* _Instruction_
Set down the final stretch of the data, from the line that holds "Read this page and output its text content." through the last line, both included, with pictures left out.

* _Entries supplied_
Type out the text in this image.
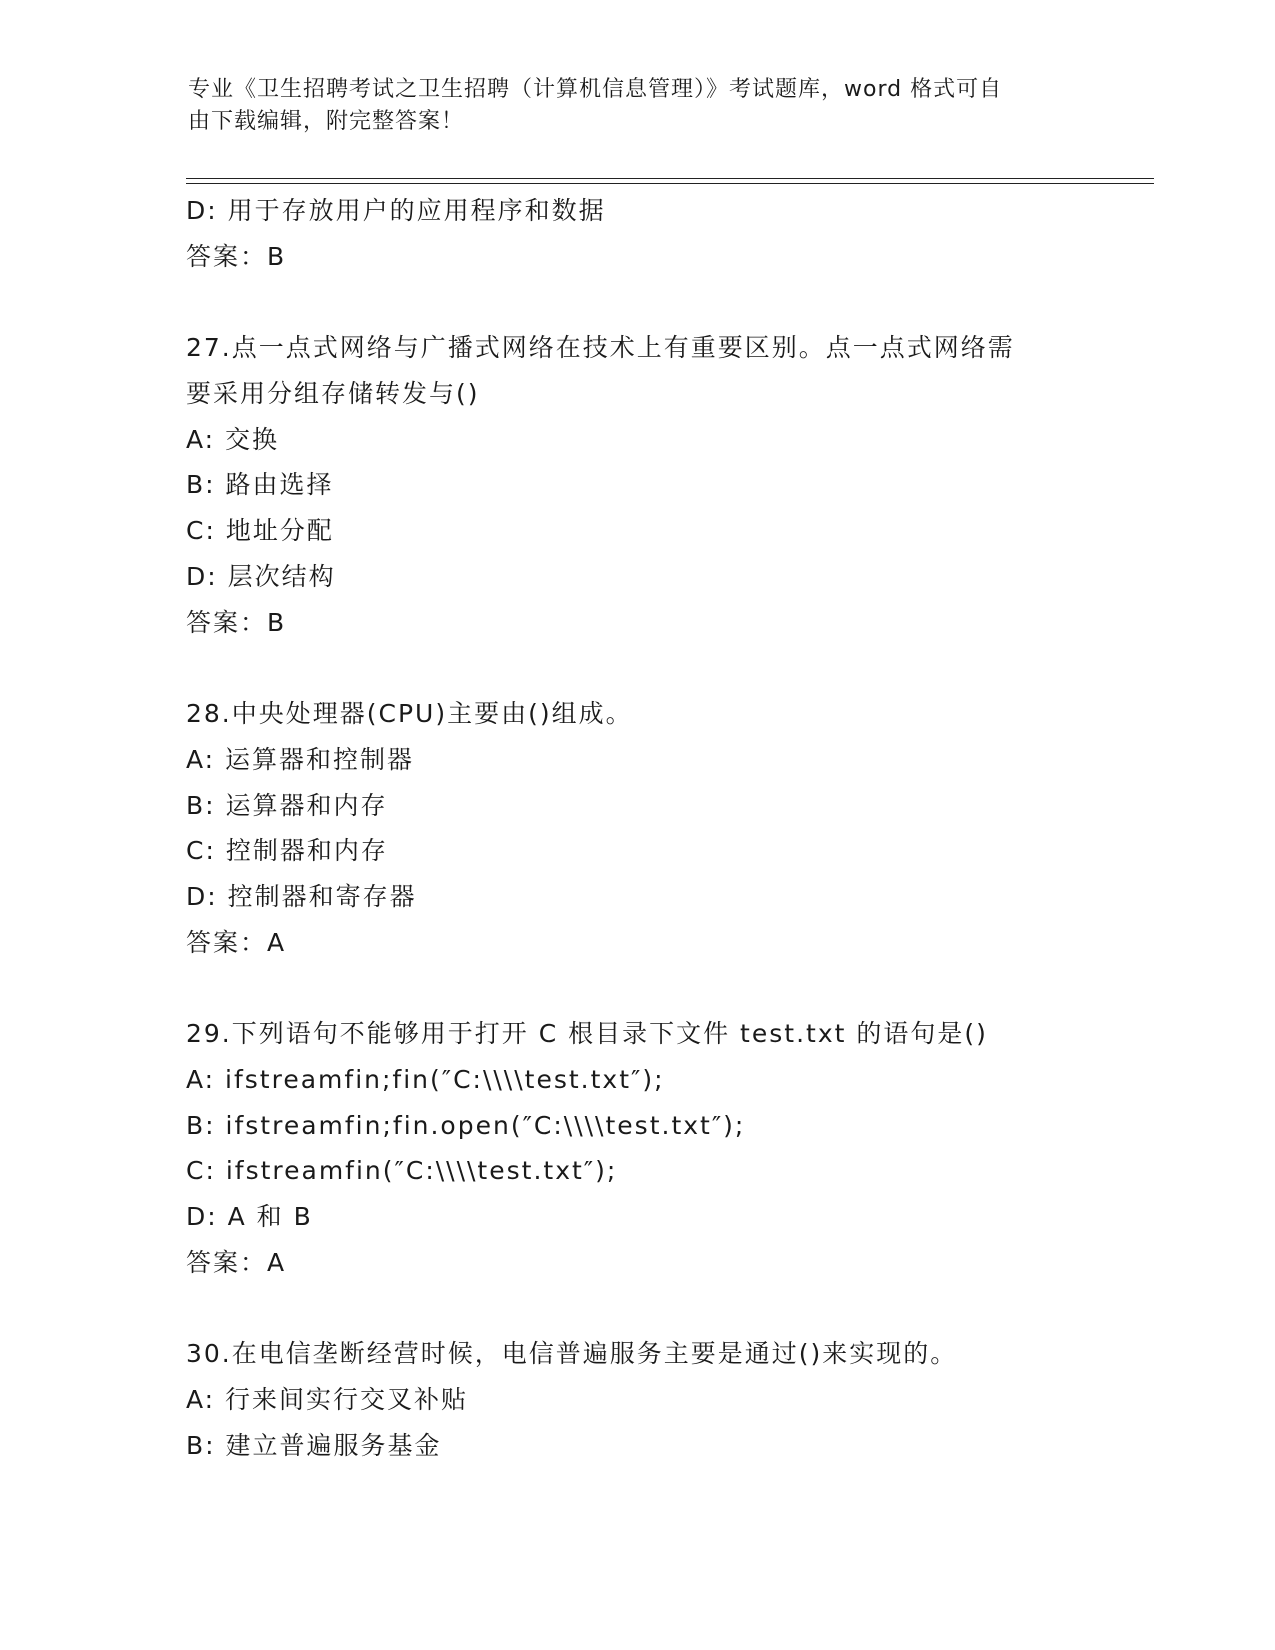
专业《卫生招聘考试之卫生招聘（计算机信息管理）》考试题库，word 格式可自
由下载编辑，附完整答案！
D: 用于存放用户的应用程序和数据
答案：B
27.点一点式网络与广播式网络在技术上有重要区别。点一点式网络需
要采用分组存储转发与()
A: 交换
B: 路由选择
C: 地址分配
D: 层次结构
答案：B
28.中央处理器(CPU)主要由()组成。
A: 运算器和控制器
B: 运算器和内存
C: 控制器和内存
D: 控制器和寄存器
答案：A
29.下列语句不能够用于打开 C 根目录下文件 test.txt 的语句是()
A: ifstreamfin;fin(″C:\\\\test.txt″);
B: ifstreamfin;fin.open(″C:\\\\test.txt″);
C: ifstreamfin(″C:\\\\test.txt″);
D: A 和 B
答案：A
30.在电信垄断经营时候，电信普遍服务主要是通过()来实现的。
A: 行来间实行交叉补贴
B: 建立普遍服务基金
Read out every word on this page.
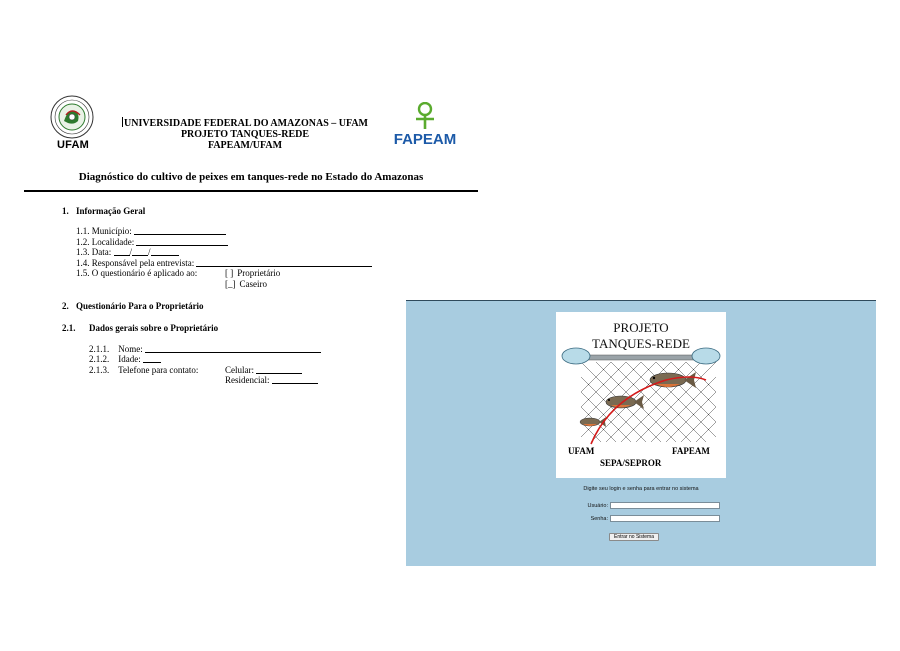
UFAM
UNIVERSIDADE FEDERAL DO AMAZONAS – UFAM
PROJETO TANQUES-REDE
FAPEAM/UFAM	FAPEAM
Diagnóstico do cultivo de peixes em tanques-rede no Estado do Amazonas
1. Informação Geral
1.1. Município:
1.2. Localidade:
1.3. Data: / /
1.4. Responsável pela entrevista:
1.5. O questionário é aplicado ao:	[ ] Proprietário
[_] Caseiro
2. Questionário Para o Proprietário
2.1. Dados gerais sobre o Proprietário
2.1.1. Nome:
2.1.2. Idade:
2.1.3. Telefone para contato:	Celular:
Residencial:
PROJETO
TANQUES-REDE
UFAM	FAPEAM
SEPA/SEPROR
Digite seu login e senha para entrar no sistema
Usuário:
Senha:
Entrar no Sistema
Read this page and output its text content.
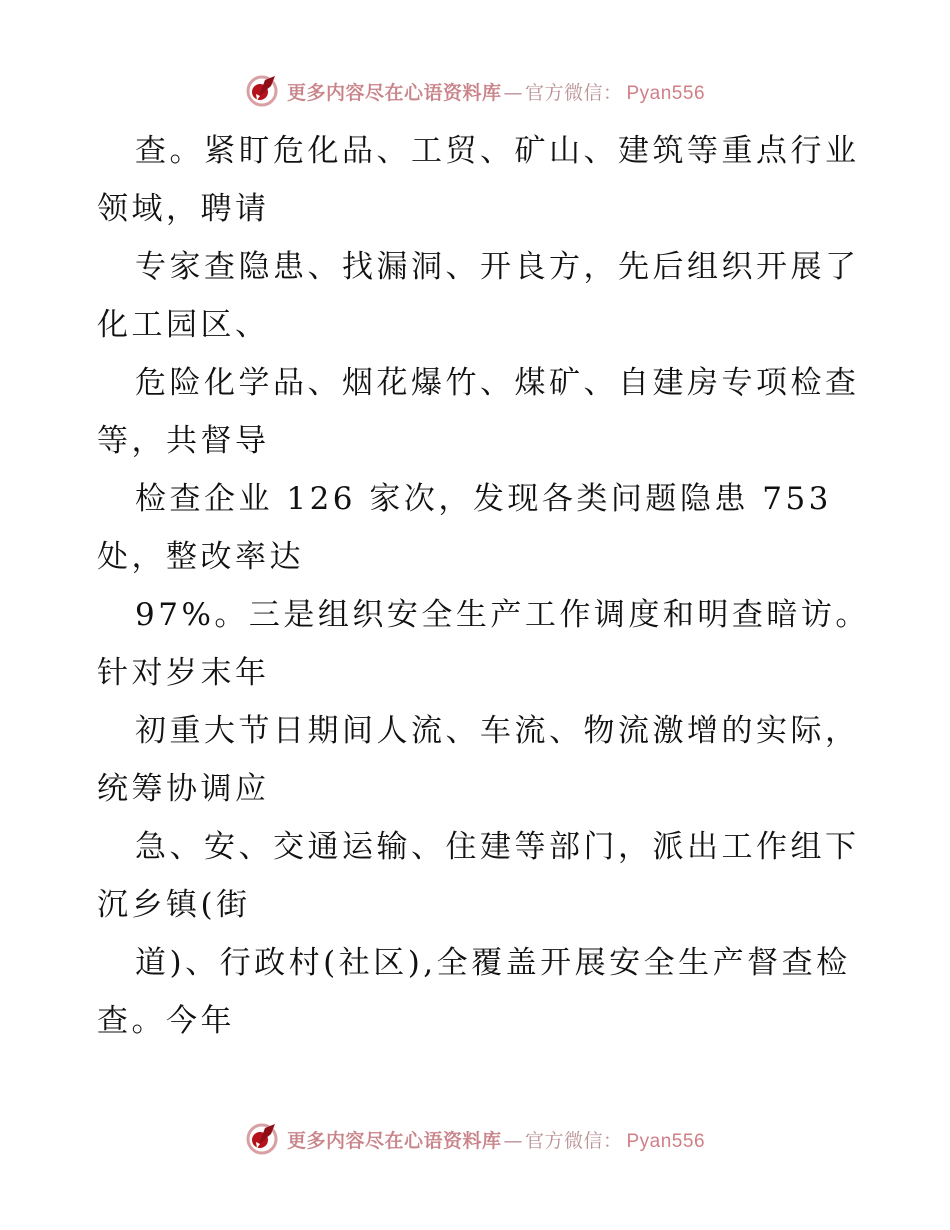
更多内容尽在心语资料库 — 官方微信： Pyan556
查。紧盯危化品、工贸、矿山、建筑等重点行业
领域，聘请
专家查隐患、找漏洞、开良方，先后组织开展了
化工园区、
危险化学品、烟花爆竹、煤矿、自建房专项检查
等，共督导
检查企业 126 家次，发现各类问题隐患 753
处，整改率达
97%。三是组织安全生产工作调度和明查暗访。
针对岁末年
初重大节日期间人流、车流、物流激增的实际，
统筹协调应
急、安、交通运输、住建等部门，派出工作组下
沉乡镇(街
道)、行政村(社区),全覆盖开展安全生产督查检
查。今年
更多内容尽在心语资料库 — 官方微信： Pyan556
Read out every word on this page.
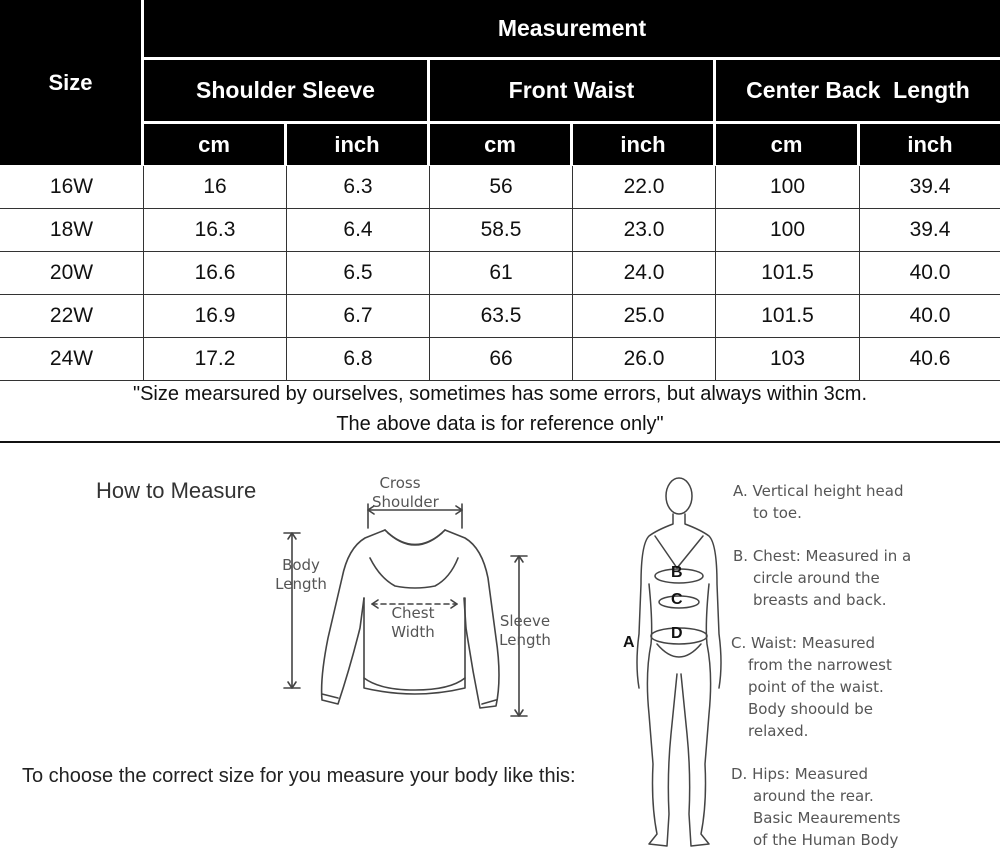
Size
Measurement
Shoulder Sleeve	Front Waist	Center Back  Length
cm	inch	cm	inch	cm	inch
16W	16	6.3	56	22.0	100	39.4
18W	16.3	6.4	58.5	23.0	100	39.4
20W	16.6	6.5	61	24.0	101.5	40.0
22W	16.9	6.7	63.5	25.0	101.5	40.0
24W	17.2	6.8	66	26.0	103	40.6
"Size mearsured by ourselves, sometimes has some errors, but always within 3cm.
The above data is for reference only"
How to Measure
To choose the correct size for you measure your body like this:
Cross
Shoulder
Body
Length
Chest
Width
Sleeve
Length
B
C
D
A
A. Vertical height head
to toe.
B. Chest: Measured in a
circle around the
breasts and back.
C. Waist: Measured
from the narrowest
point of the waist.
Body shoould be
relaxed.
D. Hips: Measured
around the rear.
Basic Meaurements
of the Human Body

* _Exercise result_
Read this page and output its text content.
更多内容尽在心语资料库 — 官方微信： Pyan556
查。紧盯危化品、工贸、矿山、建筑等重点行业
领域，聘请
专家查隐患、找漏洞、开良方，先后组织开展了
化工园区、
危险化学品、烟花爆竹、煤矿、自建房专项检查
等，共督导
检查企业 126 家次，发现各类问题隐患 753
处，整改率达
97%。三是组织安全生产工作调度和明查暗访。
针对岁末年
初重大节日期间人流、车流、物流激增的实际，
统筹协调应
急、安、交通运输、住建等部门，派出工作组下
沉乡镇(街
道)、行政村(社区),全覆盖开展安全生产督查检
查。今年
更多内容尽在心语资料库 — 官方微信： Pyan556
Read out every word on this page.
Size
Measurement
Shoulder Sleeve	Front Waist	Center Back  Length
cm	inch	cm	inch	cm	inch
16W	16	6.3	56	22.0	100	39.4
18W	16.3	6.4	58.5	23.0	100	39.4
20W	16.6	6.5	61	24.0	101.5	40.0
22W	16.9	6.7	63.5	25.0	101.5	40.0
24W	17.2	6.8	66	26.0	103	40.6
"Size mearsured by ourselves, sometimes has some errors, but always within 3cm.
The above data is for reference only"
How to Measure
To choose the correct size for you measure your body like this:
Cross
Shoulder
Body
Length
Chest
Width
Sleeve
Length
B
C
D
A
A. Vertical height head
to toe.
B. Chest: Measured in a
circle around the
breasts and back.
C. Waist: Measured
from the narrowest
point of the waist.
Body shoould be
relaxed.
D. Hips: Measured
around the rear.
Basic Meaurements
of the Human Body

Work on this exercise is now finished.